**TASK GOAL:** Give every line from the entries that contains "gold".

**INFORMATION SHOWN:**
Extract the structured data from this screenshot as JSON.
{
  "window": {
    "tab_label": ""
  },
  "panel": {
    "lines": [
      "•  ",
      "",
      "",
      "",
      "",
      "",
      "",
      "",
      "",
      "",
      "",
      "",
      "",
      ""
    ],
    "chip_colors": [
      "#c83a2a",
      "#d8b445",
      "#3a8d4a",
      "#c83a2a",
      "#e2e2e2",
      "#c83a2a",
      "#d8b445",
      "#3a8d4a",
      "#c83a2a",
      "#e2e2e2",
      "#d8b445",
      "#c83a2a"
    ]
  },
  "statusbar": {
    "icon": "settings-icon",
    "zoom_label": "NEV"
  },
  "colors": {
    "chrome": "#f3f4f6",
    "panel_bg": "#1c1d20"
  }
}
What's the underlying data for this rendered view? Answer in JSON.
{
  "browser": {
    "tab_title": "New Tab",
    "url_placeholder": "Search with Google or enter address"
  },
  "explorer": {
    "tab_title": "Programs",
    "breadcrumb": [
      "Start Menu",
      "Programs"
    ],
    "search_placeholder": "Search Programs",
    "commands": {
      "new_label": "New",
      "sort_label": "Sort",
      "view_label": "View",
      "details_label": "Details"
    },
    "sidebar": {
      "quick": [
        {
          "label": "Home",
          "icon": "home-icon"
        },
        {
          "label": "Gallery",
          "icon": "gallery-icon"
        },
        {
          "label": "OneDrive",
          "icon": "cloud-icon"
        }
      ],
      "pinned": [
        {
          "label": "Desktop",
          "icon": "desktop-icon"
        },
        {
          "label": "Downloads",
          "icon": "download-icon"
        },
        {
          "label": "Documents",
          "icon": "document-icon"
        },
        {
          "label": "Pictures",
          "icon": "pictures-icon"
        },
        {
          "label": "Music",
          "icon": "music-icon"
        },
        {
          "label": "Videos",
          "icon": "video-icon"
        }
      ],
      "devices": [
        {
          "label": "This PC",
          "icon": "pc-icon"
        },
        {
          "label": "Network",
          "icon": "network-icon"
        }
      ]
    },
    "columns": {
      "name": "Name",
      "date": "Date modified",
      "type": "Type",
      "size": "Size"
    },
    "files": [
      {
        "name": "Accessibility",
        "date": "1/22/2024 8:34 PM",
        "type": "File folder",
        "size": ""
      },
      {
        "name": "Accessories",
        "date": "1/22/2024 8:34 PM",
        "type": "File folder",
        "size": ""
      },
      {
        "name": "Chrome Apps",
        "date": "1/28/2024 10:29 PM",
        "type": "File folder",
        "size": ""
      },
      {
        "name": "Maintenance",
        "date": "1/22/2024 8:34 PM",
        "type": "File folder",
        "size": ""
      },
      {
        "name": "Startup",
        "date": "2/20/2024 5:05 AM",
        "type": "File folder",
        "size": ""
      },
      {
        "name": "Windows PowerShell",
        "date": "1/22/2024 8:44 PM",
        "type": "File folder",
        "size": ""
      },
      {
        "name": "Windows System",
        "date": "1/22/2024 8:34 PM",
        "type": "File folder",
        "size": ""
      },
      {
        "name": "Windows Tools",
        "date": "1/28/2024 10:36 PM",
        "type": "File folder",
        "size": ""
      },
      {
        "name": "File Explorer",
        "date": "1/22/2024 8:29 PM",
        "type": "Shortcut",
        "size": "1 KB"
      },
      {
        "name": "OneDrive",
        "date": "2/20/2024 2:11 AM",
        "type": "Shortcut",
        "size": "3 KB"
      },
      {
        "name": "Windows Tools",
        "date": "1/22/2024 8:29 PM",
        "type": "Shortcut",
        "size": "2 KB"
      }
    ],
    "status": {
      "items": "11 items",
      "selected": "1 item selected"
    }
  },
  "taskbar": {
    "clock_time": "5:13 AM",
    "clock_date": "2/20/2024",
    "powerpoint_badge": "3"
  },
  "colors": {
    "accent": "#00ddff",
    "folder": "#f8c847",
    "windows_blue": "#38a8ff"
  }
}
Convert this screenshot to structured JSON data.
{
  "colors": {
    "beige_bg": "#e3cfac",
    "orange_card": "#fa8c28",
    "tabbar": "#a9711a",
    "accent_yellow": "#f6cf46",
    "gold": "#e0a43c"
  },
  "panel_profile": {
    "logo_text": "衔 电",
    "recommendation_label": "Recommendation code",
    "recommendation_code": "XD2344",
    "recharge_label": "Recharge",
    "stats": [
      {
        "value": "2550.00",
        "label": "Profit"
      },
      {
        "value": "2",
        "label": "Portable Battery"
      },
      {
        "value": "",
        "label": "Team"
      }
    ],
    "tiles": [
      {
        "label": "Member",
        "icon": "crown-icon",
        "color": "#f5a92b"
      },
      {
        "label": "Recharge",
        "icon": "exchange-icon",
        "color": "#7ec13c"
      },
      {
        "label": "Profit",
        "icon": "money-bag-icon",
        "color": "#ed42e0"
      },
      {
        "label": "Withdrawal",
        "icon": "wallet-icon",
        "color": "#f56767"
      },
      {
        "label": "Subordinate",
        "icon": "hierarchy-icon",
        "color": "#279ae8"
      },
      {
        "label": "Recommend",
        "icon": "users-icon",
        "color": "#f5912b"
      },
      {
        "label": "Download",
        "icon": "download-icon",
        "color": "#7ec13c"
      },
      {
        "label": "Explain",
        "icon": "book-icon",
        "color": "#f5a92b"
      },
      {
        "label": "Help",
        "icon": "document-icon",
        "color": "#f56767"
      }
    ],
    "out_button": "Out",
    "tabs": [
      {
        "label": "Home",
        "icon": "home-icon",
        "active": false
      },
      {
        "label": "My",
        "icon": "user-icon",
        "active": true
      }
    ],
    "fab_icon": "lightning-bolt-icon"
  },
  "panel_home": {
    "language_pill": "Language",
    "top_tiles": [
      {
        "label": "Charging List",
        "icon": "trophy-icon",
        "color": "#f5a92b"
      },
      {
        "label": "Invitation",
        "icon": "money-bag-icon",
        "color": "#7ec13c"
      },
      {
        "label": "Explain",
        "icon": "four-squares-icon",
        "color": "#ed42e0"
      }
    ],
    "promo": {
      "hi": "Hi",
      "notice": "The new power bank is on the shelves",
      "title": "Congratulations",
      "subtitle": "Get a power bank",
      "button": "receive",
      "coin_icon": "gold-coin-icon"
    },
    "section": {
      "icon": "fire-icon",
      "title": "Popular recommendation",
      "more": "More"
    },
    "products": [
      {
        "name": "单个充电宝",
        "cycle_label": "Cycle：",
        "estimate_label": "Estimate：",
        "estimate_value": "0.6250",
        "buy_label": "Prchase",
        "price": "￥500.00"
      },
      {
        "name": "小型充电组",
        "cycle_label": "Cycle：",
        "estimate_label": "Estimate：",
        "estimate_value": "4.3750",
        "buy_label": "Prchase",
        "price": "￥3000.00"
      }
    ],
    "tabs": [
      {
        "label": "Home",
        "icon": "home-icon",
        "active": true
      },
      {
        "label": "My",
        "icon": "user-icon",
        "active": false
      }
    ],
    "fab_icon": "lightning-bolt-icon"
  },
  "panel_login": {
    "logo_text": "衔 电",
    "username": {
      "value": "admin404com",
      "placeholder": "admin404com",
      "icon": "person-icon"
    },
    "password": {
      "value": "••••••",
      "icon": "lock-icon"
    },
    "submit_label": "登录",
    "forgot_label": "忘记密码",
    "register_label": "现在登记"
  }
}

**COMPLETED TASK:**
    "gold": "#e0a43c"
      "coin_icon": "gold-coin-icon"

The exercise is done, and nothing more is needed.